---------- RECORDS SUPPLIED

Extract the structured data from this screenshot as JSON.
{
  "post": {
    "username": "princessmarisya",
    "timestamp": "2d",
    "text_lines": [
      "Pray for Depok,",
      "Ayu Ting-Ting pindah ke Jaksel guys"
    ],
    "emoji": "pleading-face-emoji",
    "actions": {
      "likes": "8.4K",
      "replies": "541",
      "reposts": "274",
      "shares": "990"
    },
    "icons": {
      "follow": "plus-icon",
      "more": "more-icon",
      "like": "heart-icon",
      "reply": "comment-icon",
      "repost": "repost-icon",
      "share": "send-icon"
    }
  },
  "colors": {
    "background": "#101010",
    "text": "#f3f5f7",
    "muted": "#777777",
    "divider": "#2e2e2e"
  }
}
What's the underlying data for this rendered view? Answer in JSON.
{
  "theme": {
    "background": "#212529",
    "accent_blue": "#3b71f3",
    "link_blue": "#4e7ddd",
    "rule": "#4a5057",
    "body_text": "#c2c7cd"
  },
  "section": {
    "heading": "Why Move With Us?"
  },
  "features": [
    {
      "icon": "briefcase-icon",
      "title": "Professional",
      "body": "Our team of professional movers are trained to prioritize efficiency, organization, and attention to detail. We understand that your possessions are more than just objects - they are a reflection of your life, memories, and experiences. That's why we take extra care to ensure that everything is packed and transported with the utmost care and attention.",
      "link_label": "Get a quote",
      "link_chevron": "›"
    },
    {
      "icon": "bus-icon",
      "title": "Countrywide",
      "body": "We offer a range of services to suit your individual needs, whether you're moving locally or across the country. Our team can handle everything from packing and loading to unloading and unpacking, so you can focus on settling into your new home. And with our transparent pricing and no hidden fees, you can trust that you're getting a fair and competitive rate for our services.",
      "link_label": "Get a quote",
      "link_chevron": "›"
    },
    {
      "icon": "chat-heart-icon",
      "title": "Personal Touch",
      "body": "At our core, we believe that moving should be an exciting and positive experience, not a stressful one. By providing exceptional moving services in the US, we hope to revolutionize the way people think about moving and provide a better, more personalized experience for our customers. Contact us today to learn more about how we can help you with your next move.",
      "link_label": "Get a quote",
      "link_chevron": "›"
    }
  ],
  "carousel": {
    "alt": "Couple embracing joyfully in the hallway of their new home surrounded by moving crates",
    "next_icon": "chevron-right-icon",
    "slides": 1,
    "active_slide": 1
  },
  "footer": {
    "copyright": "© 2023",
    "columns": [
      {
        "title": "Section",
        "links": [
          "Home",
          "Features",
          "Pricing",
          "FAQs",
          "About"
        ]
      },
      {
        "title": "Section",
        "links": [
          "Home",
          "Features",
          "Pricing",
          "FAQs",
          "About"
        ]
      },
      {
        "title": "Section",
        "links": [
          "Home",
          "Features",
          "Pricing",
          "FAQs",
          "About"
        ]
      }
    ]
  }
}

--------------------

■ EXERCISE DIRECTIONS:
Return all of the entries word for word.

■ FINAL RESULT:
Extract the structured data from this screenshot as JSON.
{
  "post": {
    "username": "princessmarisya",
    "timestamp": "2d",
    "text_lines": [
      "Pray for Depok,",
      "Ayu Ting-Ting pindah ke Jaksel guys"
    ],
    "emoji": "pleading-face-emoji",
    "actions": {
      "likes": "8.4K",
      "replies": "541",
      "reposts": "274",
      "shares": "990"
    },
    "icons": {
      "follow": "plus-icon",
      "more": "more-icon",
      "like": "heart-icon",
      "reply": "comment-icon",
      "repost": "repost-icon",
      "share": "send-icon"
    }
  },
  "colors": {
    "background": "#101010",
    "text": "#f3f5f7",
    "muted": "#777777",
    "divider": "#2e2e2e"
  }
}
What's the underlying data for this rendered view? Answer in JSON.
{
  "theme": {
    "background": "#212529",
    "accent_blue": "#3b71f3",
    "link_blue": "#4e7ddd",
    "rule": "#4a5057",
    "body_text": "#c2c7cd"
  },
  "section": {
    "heading": "Why Move With Us?"
  },
  "features": [
    {
      "icon": "briefcase-icon",
      "title": "Professional",
      "body": "Our team of professional movers are trained to prioritize efficiency, organization, and attention to detail. We understand that your possessions are more than just objects - they are a reflection of your life, memories, and experiences. That's why we take extra care to ensure that everything is packed and transported with the utmost care and attention.",
      "link_label": "Get a quote",
      "link_chevron": "›"
    },
    {
      "icon": "bus-icon",
      "title": "Countrywide",
      "body": "We offer a range of services to suit your individual needs, whether you're moving locally or across the country. Our team can handle everything from packing and loading to unloading and unpacking, so you can focus on settling into your new home. And with our transparent pricing and no hidden fees, you can trust that you're getting a fair and competitive rate for our services.",
      "link_label": "Get a quote",
      "link_chevron": "›"
    },
    {
      "icon": "chat-heart-icon",
      "title": "Personal Touch",
      "body": "At our core, we believe that moving should be an exciting and positive experience, not a stressful one. By providing exceptional moving services in the US, we hope to revolutionize the way people think about moving and provide a better, more personalized experience for our customers. Contact us today to learn more about how we can help you with your next move.",
      "link_label": "Get a quote",
      "link_chevron": "›"
    }
  ],
  "carousel": {
    "alt": "Couple embracing joyfully in the hallway of their new home surrounded by moving crates",
    "next_icon": "chevron-right-icon",
    "slides": 1,
    "active_slide": 1
  },
  "footer": {
    "copyright": "© 2023",
    "columns": [
      {
        "title": "Section",
        "links": [
          "Home",
          "Features",
          "Pricing",
          "FAQs",
          "About"
        ]
      },
      {
        "title": "Section",
        "links": [
          "Home",
          "Features",
          "Pricing",
          "FAQs",
          "About"
        ]
      },
      {
        "title": "Section",
        "links": [
          "Home",
          "Features",
          "Pricing",
          "FAQs",
          "About"
        ]
      }
    ]
  }
}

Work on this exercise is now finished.